**What you will do**
Exactly reproduce each entry, leaving out nothing.

## Start The records

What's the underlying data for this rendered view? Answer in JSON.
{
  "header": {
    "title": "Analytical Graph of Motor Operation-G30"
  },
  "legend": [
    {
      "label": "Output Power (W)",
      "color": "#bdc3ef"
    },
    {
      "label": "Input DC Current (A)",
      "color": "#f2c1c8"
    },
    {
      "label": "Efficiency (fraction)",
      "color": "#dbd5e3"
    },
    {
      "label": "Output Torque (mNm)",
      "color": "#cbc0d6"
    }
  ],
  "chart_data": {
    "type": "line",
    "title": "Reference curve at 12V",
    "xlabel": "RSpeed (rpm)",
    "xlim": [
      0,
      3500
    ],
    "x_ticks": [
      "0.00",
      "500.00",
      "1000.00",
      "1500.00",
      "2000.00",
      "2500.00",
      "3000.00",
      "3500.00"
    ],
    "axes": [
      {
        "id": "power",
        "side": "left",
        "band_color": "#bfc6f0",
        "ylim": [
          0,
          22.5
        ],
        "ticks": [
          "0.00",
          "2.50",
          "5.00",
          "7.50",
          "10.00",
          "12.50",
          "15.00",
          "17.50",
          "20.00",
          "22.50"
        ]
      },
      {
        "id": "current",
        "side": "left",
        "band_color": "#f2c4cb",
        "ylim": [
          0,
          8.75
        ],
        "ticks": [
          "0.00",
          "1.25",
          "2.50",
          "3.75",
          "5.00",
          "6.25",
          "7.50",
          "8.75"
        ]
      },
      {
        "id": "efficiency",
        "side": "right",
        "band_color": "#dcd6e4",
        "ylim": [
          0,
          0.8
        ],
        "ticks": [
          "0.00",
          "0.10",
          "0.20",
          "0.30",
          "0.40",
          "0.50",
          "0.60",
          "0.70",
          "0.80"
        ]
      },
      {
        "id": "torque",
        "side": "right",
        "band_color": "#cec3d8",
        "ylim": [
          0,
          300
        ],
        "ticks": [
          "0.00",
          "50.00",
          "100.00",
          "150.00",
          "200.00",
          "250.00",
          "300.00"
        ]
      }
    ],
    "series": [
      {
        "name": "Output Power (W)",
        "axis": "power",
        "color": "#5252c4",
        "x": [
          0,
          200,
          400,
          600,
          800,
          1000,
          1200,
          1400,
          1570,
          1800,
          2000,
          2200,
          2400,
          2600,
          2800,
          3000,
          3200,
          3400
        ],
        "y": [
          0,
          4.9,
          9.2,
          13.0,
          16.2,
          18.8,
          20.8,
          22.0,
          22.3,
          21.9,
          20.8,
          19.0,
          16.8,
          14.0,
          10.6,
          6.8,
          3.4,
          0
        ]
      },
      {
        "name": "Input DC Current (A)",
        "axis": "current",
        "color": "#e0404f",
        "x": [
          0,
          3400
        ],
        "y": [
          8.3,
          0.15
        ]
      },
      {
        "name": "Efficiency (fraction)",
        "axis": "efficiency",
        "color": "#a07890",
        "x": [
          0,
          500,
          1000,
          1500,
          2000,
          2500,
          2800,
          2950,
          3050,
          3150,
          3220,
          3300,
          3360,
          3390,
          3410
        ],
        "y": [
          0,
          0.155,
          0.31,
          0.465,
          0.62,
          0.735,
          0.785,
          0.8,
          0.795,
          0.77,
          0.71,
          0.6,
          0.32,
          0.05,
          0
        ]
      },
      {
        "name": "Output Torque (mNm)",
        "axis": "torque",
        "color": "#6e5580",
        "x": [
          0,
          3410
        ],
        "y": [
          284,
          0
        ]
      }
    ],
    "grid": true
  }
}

## End The records

**Full solution**
What's the underlying data for this rendered view? Answer in JSON.
{
  "header": {
    "title": "Analytical Graph of Motor Operation-G30"
  },
  "legend": [
    {
      "label": "Output Power (W)",
      "color": "#bdc3ef"
    },
    {
      "label": "Input DC Current (A)",
      "color": "#f2c1c8"
    },
    {
      "label": "Efficiency (fraction)",
      "color": "#dbd5e3"
    },
    {
      "label": "Output Torque (mNm)",
      "color": "#cbc0d6"
    }
  ],
  "chart_data": {
    "type": "line",
    "title": "Reference curve at 12V",
    "xlabel": "RSpeed (rpm)",
    "xlim": [
      0,
      3500
    ],
    "x_ticks": [
      "0.00",
      "500.00",
      "1000.00",
      "1500.00",
      "2000.00",
      "2500.00",
      "3000.00",
      "3500.00"
    ],
    "axes": [
      {
        "id": "power",
        "side": "left",
        "band_color": "#bfc6f0",
        "ylim": [
          0,
          22.5
        ],
        "ticks": [
          "0.00",
          "2.50",
          "5.00",
          "7.50",
          "10.00",
          "12.50",
          "15.00",
          "17.50",
          "20.00",
          "22.50"
        ]
      },
      {
        "id": "current",
        "side": "left",
        "band_color": "#f2c4cb",
        "ylim": [
          0,
          8.75
        ],
        "ticks": [
          "0.00",
          "1.25",
          "2.50",
          "3.75",
          "5.00",
          "6.25",
          "7.50",
          "8.75"
        ]
      },
      {
        "id": "efficiency",
        "side": "right",
        "band_color": "#dcd6e4",
        "ylim": [
          0,
          0.8
        ],
        "ticks": [
          "0.00",
          "0.10",
          "0.20",
          "0.30",
          "0.40",
          "0.50",
          "0.60",
          "0.70",
          "0.80"
        ]
      },
      {
        "id": "torque",
        "side": "right",
        "band_color": "#cec3d8",
        "ylim": [
          0,
          300
        ],
        "ticks": [
          "0.00",
          "50.00",
          "100.00",
          "150.00",
          "200.00",
          "250.00",
          "300.00"
        ]
      }
    ],
    "series": [
      {
        "name": "Output Power (W)",
        "axis": "power",
        "color": "#5252c4",
        "x": [
          0,
          200,
          400,
          600,
          800,
          1000,
          1200,
          1400,
          1570,
          1800,
          2000,
          2200,
          2400,
          2600,
          2800,
          3000,
          3200,
          3400
        ],
        "y": [
          0,
          4.9,
          9.2,
          13.0,
          16.2,
          18.8,
          20.8,
          22.0,
          22.3,
          21.9,
          20.8,
          19.0,
          16.8,
          14.0,
          10.6,
          6.8,
          3.4,
          0
        ]
      },
      {
        "name": "Input DC Current (A)",
        "axis": "current",
        "color": "#e0404f",
        "x": [
          0,
          3400
        ],
        "y": [
          8.3,
          0.15
        ]
      },
      {
        "name": "Efficiency (fraction)",
        "axis": "efficiency",
        "color": "#a07890",
        "x": [
          0,
          500,
          1000,
          1500,
          2000,
          2500,
          2800,
          2950,
          3050,
          3150,
          3220,
          3300,
          3360,
          3390,
          3410
        ],
        "y": [
          0,
          0.155,
          0.31,
          0.465,
          0.62,
          0.735,
          0.785,
          0.8,
          0.795,
          0.77,
          0.71,
          0.6,
          0.32,
          0.05,
          0
        ]
      },
      {
        "name": "Output Torque (mNm)",
        "axis": "torque",
        "color": "#6e5580",
        "x": [
          0,
          3410
        ],
        "y": [
          284,
          0
        ]
      }
    ],
    "grid": true
  }
}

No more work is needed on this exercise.